• What the task requires
All the data must come back unchanged, except that pictures are left out.

• Dataset extract
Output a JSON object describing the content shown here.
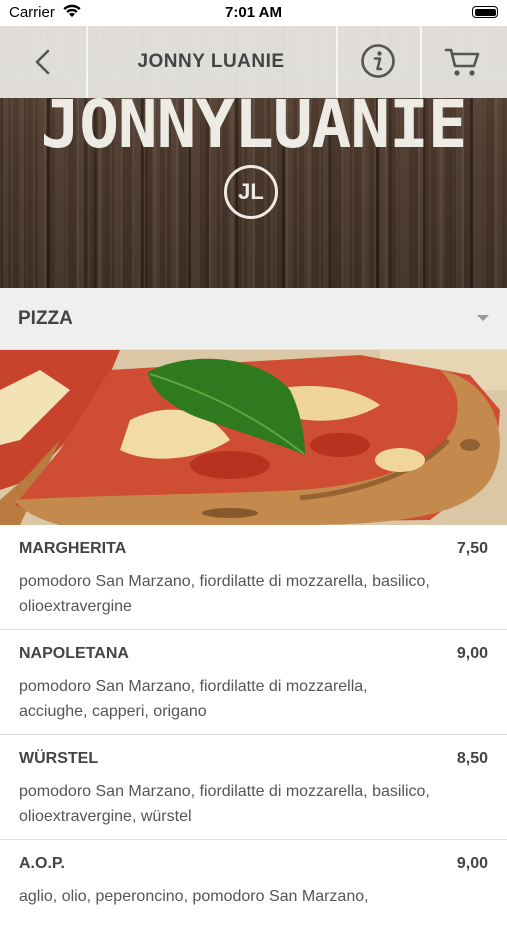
{
  "status_bar": {
    "carrier": "Carrier",
    "time": "7:01 AM"
  },
  "nav": {
    "title": "JONNY LUANIE",
    "back_icon": "chevron-left-icon",
    "info_icon": "info-icon",
    "cart_icon": "cart-icon"
  },
  "hero": {
    "brand_word": "JONNYLUANIE",
    "badge": "JL"
  },
  "category": {
    "title": "PIZZA"
  },
  "menu": {
    "items": [
      {
        "name": "MARGHERITA",
        "price": "7,50",
        "description": "pomodoro San Marzano, fiordilatte di mozzarella, basilico, olioextravergine"
      },
      {
        "name": "NAPOLETANA",
        "price": "9,00",
        "description": "pomodoro San Marzano, fiordilatte di mozzarella, acciughe, capperi, origano"
      },
      {
        "name": "WÜRSTEL",
        "price": "8,50",
        "description": "pomodoro San Marzano, fiordilatte di mozzarella, basilico, olioextravergine, würstel"
      },
      {
        "name": "A.O.P.",
        "price": "9,00",
        "description": "aglio, olio, peperoncino, pomodoro San Marzano,"
      }
    ]
  },
  "colors": {
    "nav_background": "#eceae6",
    "wood_dark": "#3d2d24",
    "category_background": "#efefef"
  }
}
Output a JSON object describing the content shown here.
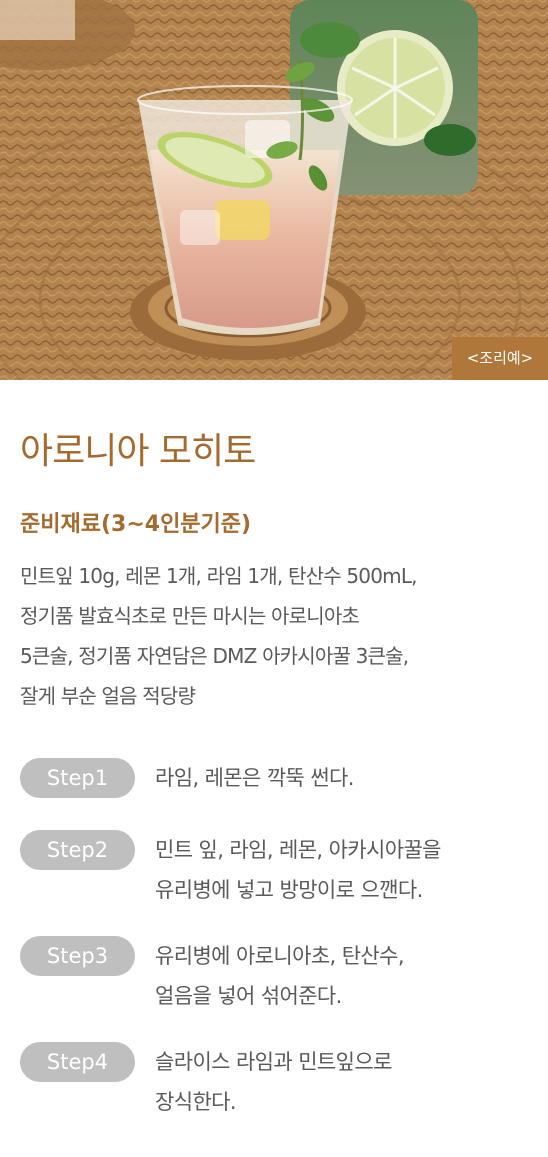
{
  "photo": {
    "alt": "아로니아 모히토",
    "caption": "<조리예>"
  },
  "recipe": {
    "title": "아로니아 모히토",
    "subtitle": "준비재료(3~4인분기준)",
    "ingredients_lines": [
      "민트잎 10g, 레몬 1개, 라임 1개, 탄산수 500mL,",
      "정기품 발효식초로 만든 마시는 아로니아초",
      "5큰술, 정기품 자연담은 DMZ 아카시아꿀 3큰술,",
      "잘게 부순 얼음 적당량"
    ],
    "steps": [
      {
        "label": "Step1",
        "lines": [
          "라임, 레몬은 깍뚝 썬다."
        ]
      },
      {
        "label": "Step2",
        "lines": [
          "민트 잎, 라임, 레몬, 아카시아꿀을",
          "유리병에 넣고 방망이로 으깬다."
        ]
      },
      {
        "label": "Step3",
        "lines": [
          "유리병에 아로니아초, 탄산수,",
          "얼음을 넣어 섞어준다."
        ]
      },
      {
        "label": "Step4",
        "lines": [
          "슬라이스 라임과 민트잎으로",
          "장식한다."
        ]
      }
    ]
  },
  "colors": {
    "accent": "#a46a2e",
    "badge": "#b0773a",
    "pill": "#bfbfbf",
    "text": "#5a5a5a"
  }
}
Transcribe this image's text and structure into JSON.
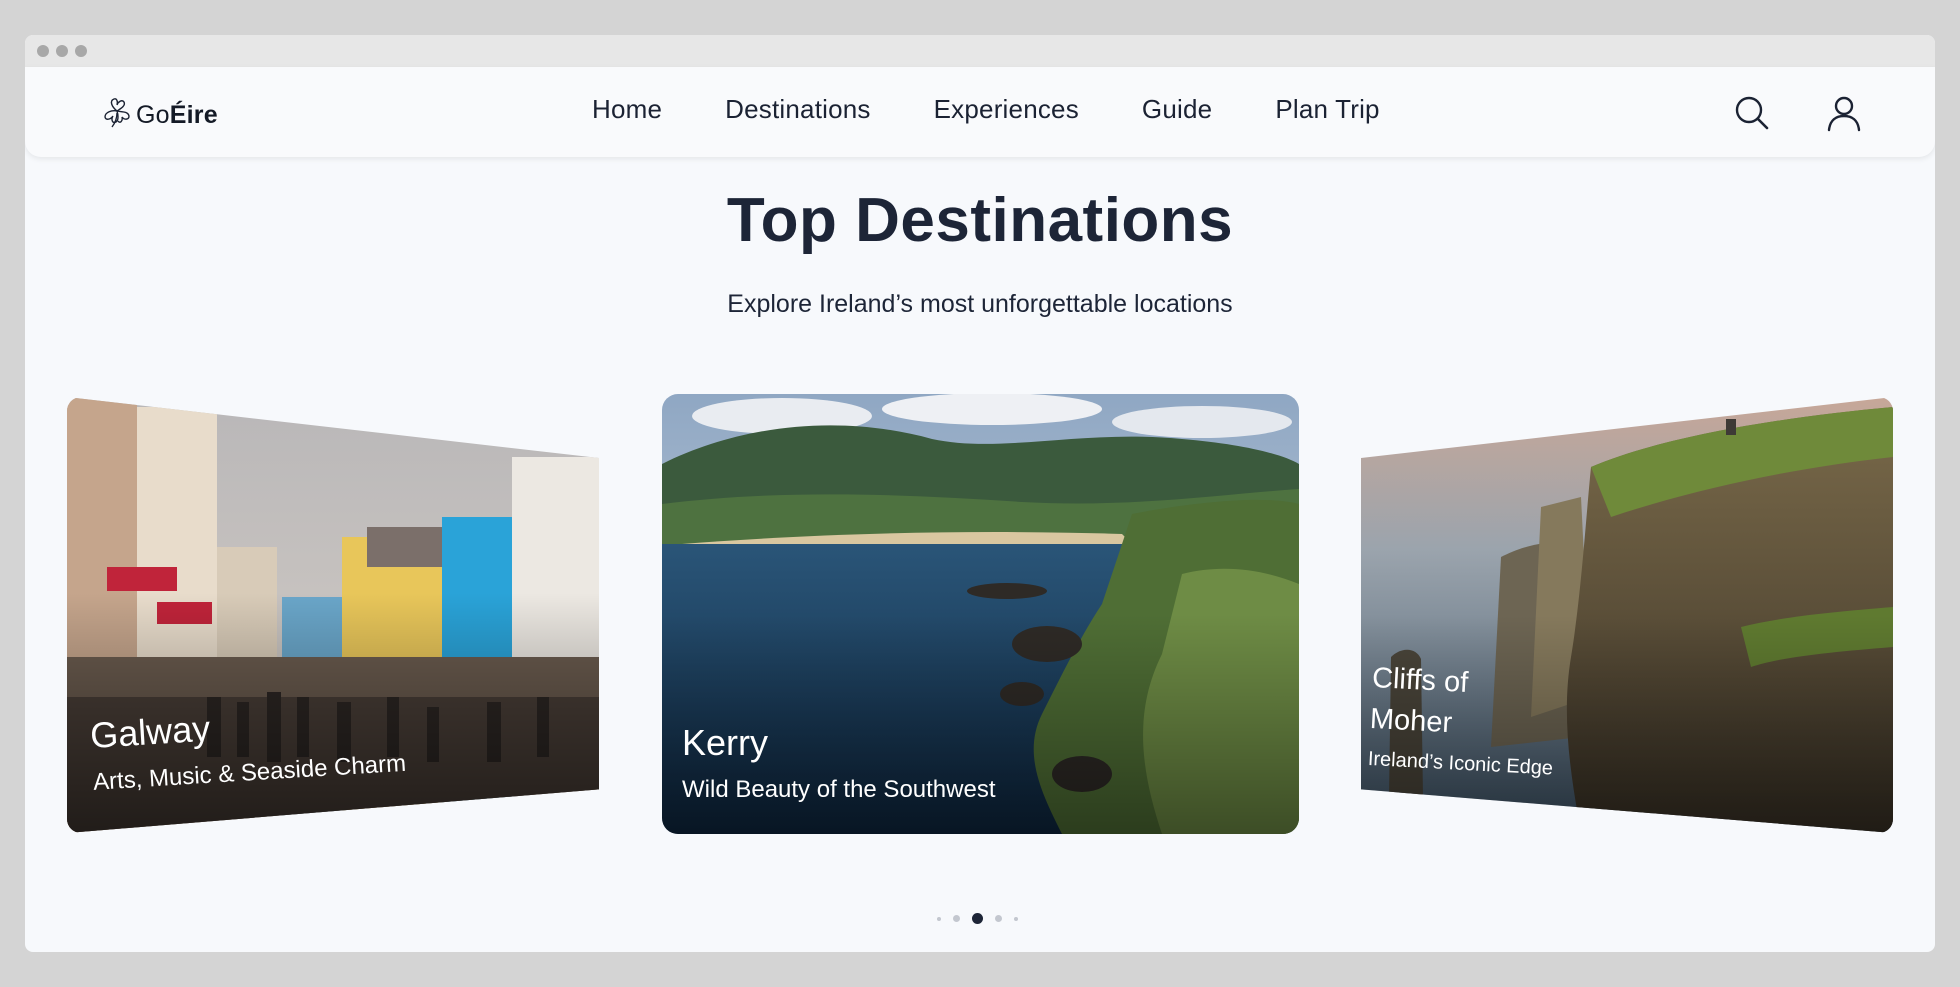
{
  "window": {
    "controls": [
      "close-dot",
      "minimize-dot",
      "maximize-dot"
    ]
  },
  "brand": {
    "prefix": "Go",
    "suffix": "Éire",
    "icon": "shamrock-icon"
  },
  "nav": {
    "items": [
      {
        "label": "Home"
      },
      {
        "label": "Destinations"
      },
      {
        "label": "Experiences"
      },
      {
        "label": "Guide"
      },
      {
        "label": "Plan Trip"
      }
    ],
    "icons": [
      "search-icon",
      "user-icon"
    ]
  },
  "hero": {
    "title": "Top Destinations",
    "subtitle": "Explore Ireland’s most unforgettable locations"
  },
  "carousel": {
    "cards": [
      {
        "title": "Galway",
        "subtitle": "Arts, Music & Seaside Charm",
        "position": "left"
      },
      {
        "title": "Kerry",
        "subtitle": "Wild Beauty of the Southwest",
        "position": "center"
      },
      {
        "title": "Cliffs of",
        "title2": "Moher",
        "subtitle": "Ireland’s Iconic Edge",
        "position": "right"
      }
    ],
    "active_index": 2,
    "dot_count": 5
  },
  "colors": {
    "background": "#f7f9fc",
    "heading": "#1d2537",
    "active_dot": "#1d2537",
    "inactive_dot": "#c3c7cf"
  }
}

• Result below
Output a JSON object describing the content shown here.
{
  "status_bar": {
    "carrier": "Carrier",
    "time": "7:01 AM"
  },
  "nav": {
    "title": "JONNY LUANIE",
    "back_icon": "chevron-left-icon",
    "info_icon": "info-icon",
    "cart_icon": "cart-icon"
  },
  "hero": {
    "brand_word": "JONNYLUANIE",
    "badge": "JL"
  },
  "category": {
    "title": "PIZZA"
  },
  "menu": {
    "items": [
      {
        "name": "MARGHERITA",
        "price": "7,50",
        "description": "pomodoro San Marzano, fiordilatte di mozzarella, basilico, olioextravergine"
      },
      {
        "name": "NAPOLETANA",
        "price": "9,00",
        "description": "pomodoro San Marzano, fiordilatte di mozzarella, acciughe, capperi, origano"
      },
      {
        "name": "WÜRSTEL",
        "price": "8,50",
        "description": "pomodoro San Marzano, fiordilatte di mozzarella, basilico, olioextravergine, würstel"
      },
      {
        "name": "A.O.P.",
        "price": "9,00",
        "description": "aglio, olio, peperoncino, pomodoro San Marzano,"
      }
    ]
  },
  "colors": {
    "nav_background": "#eceae6",
    "wood_dark": "#3d2d24",
    "category_background": "#efefef"
  }
}
Output a JSON object describing the content shown here.
{
  "photo": {
    "alt": "아로니아 모히토",
    "caption": "<조리예>"
  },
  "recipe": {
    "title": "아로니아 모히토",
    "subtitle": "준비재료(3~4인분기준)",
    "ingredients_lines": [
      "민트잎 10g, 레몬 1개, 라임 1개, 탄산수 500mL,",
      "정기품 발효식초로 만든 마시는 아로니아초",
      "5큰술, 정기품 자연담은 DMZ 아카시아꿀 3큰술,",
      "잘게 부순 얼음 적당량"
    ],
    "steps": [
      {
        "label": "Step1",
        "lines": [
          "라임, 레몬은 깍뚝 썬다."
        ]
      },
      {
        "label": "Step2",
        "lines": [
          "민트 잎, 라임, 레몬, 아카시아꿀을",
          "유리병에 넣고 방망이로 으깬다."
        ]
      },
      {
        "label": "Step3",
        "lines": [
          "유리병에 아로니아초, 탄산수,",
          "얼음을 넣어 섞어준다."
        ]
      },
      {
        "label": "Step4",
        "lines": [
          "슬라이스 라임과 민트잎으로",
          "장식한다."
        ]
      }
    ]
  },
  "colors": {
    "accent": "#a46a2e",
    "badge": "#b0773a",
    "pill": "#bfbfbf",
    "text": "#5a5a5a"
  }
}
Transcribe this image's text and structure into JSON.
{
  "window": {
    "controls": [
      "close-dot",
      "minimize-dot",
      "maximize-dot"
    ]
  },
  "brand": {
    "prefix": "Go",
    "suffix": "Éire",
    "icon": "shamrock-icon"
  },
  "nav": {
    "items": [
      {
        "label": "Home"
      },
      {
        "label": "Destinations"
      },
      {
        "label": "Experiences"
      },
      {
        "label": "Guide"
      },
      {
        "label": "Plan Trip"
      }
    ],
    "icons": [
      "search-icon",
      "user-icon"
    ]
  },
  "hero": {
    "title": "Top Destinations",
    "subtitle": "Explore Ireland’s most unforgettable locations"
  },
  "carousel": {
    "cards": [
      {
        "title": "Galway",
        "subtitle": "Arts, Music & Seaside Charm",
        "position": "left"
      },
      {
        "title": "Kerry",
        "subtitle": "Wild Beauty of the Southwest",
        "position": "center"
      },
      {
        "title": "Cliffs of",
        "title2": "Moher",
        "subtitle": "Ireland’s Iconic Edge",
        "position": "right"
      }
    ],
    "active_index": 2,
    "dot_count": 5
  },
  "colors": {
    "background": "#f7f9fc",
    "heading": "#1d2537",
    "active_dot": "#1d2537",
    "inactive_dot": "#c3c7cf"
  }
}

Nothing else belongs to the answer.